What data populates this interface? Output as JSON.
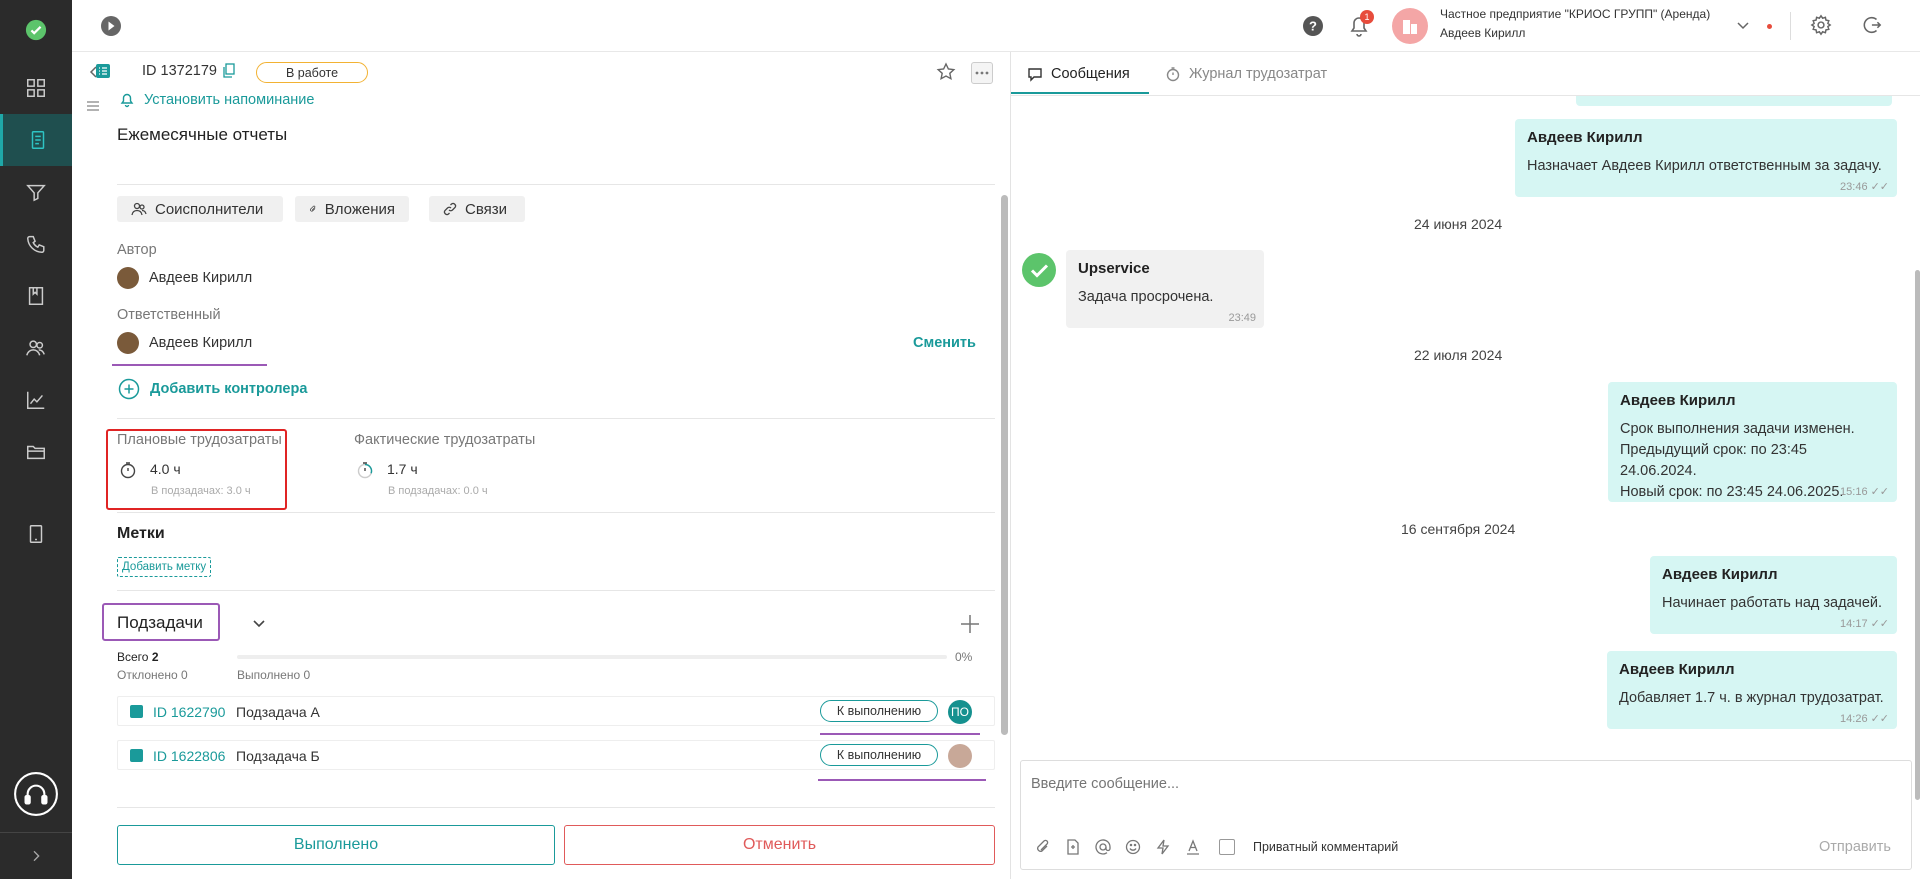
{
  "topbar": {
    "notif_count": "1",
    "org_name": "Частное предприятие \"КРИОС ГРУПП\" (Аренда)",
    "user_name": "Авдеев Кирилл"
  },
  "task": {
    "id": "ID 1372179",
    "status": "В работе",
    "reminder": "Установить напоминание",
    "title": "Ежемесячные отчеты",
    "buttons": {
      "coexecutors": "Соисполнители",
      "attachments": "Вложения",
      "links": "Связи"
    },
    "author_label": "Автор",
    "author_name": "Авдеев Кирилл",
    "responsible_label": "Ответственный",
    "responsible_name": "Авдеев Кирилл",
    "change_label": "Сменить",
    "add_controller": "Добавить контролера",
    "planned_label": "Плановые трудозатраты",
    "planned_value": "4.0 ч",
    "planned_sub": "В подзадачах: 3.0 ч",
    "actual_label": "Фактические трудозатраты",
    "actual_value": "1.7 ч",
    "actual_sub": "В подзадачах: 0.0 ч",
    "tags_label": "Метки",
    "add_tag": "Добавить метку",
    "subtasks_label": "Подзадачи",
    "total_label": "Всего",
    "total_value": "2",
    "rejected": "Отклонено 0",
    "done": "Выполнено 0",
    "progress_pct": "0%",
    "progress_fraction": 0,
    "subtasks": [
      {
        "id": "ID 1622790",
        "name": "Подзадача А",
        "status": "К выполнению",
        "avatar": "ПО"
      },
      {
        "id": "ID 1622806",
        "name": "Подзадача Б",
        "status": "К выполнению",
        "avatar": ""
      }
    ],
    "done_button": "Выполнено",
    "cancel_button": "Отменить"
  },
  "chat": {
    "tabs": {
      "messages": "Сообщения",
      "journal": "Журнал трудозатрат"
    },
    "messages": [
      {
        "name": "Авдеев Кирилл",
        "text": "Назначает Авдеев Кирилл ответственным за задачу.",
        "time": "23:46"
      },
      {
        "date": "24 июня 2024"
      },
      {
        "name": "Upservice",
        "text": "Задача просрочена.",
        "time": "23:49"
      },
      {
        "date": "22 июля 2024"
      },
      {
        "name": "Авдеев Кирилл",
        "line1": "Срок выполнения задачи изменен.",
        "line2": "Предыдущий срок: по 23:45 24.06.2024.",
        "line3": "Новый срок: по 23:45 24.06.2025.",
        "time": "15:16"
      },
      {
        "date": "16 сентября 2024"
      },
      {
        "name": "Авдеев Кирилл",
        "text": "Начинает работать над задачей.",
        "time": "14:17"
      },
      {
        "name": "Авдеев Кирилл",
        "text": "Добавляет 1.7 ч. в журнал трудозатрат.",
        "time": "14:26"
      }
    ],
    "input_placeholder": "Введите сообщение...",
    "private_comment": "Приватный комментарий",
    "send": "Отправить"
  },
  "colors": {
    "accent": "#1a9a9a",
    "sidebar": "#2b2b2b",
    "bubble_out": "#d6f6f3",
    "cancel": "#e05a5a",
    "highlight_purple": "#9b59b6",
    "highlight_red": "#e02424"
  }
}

..........

> **AIM OF THE EXERCISE**
Output the entries above exactly. Drop the pictures.

> **ANSWER TO THIS PROBLEM**
What data populates this interface? Output as JSON.
{
  "topbar": {
    "notif_count": "1",
    "org_name": "Частное предприятие \"КРИОС ГРУПП\" (Аренда)",
    "user_name": "Авдеев Кирилл"
  },
  "task": {
    "id": "ID 1372179",
    "status": "В работе",
    "reminder": "Установить напоминание",
    "title": "Ежемесячные отчеты",
    "buttons": {
      "coexecutors": "Соисполнители",
      "attachments": "Вложения",
      "links": "Связи"
    },
    "author_label": "Автор",
    "author_name": "Авдеев Кирилл",
    "responsible_label": "Ответственный",
    "responsible_name": "Авдеев Кирилл",
    "change_label": "Сменить",
    "add_controller": "Добавить контролера",
    "planned_label": "Плановые трудозатраты",
    "planned_value": "4.0 ч",
    "planned_sub": "В подзадачах: 3.0 ч",
    "actual_label": "Фактические трудозатраты",
    "actual_value": "1.7 ч",
    "actual_sub": "В подзадачах: 0.0 ч",
    "tags_label": "Метки",
    "add_tag": "Добавить метку",
    "subtasks_label": "Подзадачи",
    "total_label": "Всего",
    "total_value": "2",
    "rejected": "Отклонено 0",
    "done": "Выполнено 0",
    "progress_pct": "0%",
    "progress_fraction": 0,
    "subtasks": [
      {
        "id": "ID 1622790",
        "name": "Подзадача А",
        "status": "К выполнению",
        "avatar": "ПО"
      },
      {
        "id": "ID 1622806",
        "name": "Подзадача Б",
        "status": "К выполнению",
        "avatar": ""
      }
    ],
    "done_button": "Выполнено",
    "cancel_button": "Отменить"
  },
  "chat": {
    "tabs": {
      "messages": "Сообщения",
      "journal": "Журнал трудозатрат"
    },
    "messages": [
      {
        "name": "Авдеев Кирилл",
        "text": "Назначает Авдеев Кирилл ответственным за задачу.",
        "time": "23:46"
      },
      {
        "date": "24 июня 2024"
      },
      {
        "name": "Upservice",
        "text": "Задача просрочена.",
        "time": "23:49"
      },
      {
        "date": "22 июля 2024"
      },
      {
        "name": "Авдеев Кирилл",
        "line1": "Срок выполнения задачи изменен.",
        "line2": "Предыдущий срок: по 23:45 24.06.2024.",
        "line3": "Новый срок: по 23:45 24.06.2025.",
        "time": "15:16"
      },
      {
        "date": "16 сентября 2024"
      },
      {
        "name": "Авдеев Кирилл",
        "text": "Начинает работать над задачей.",
        "time": "14:17"
      },
      {
        "name": "Авдеев Кирилл",
        "text": "Добавляет 1.7 ч. в журнал трудозатрат.",
        "time": "14:26"
      }
    ],
    "input_placeholder": "Введите сообщение...",
    "private_comment": "Приватный комментарий",
    "send": "Отправить"
  },
  "colors": {
    "accent": "#1a9a9a",
    "sidebar": "#2b2b2b",
    "bubble_out": "#d6f6f3",
    "cancel": "#e05a5a",
    "highlight_purple": "#9b59b6",
    "highlight_red": "#e02424"
  }
}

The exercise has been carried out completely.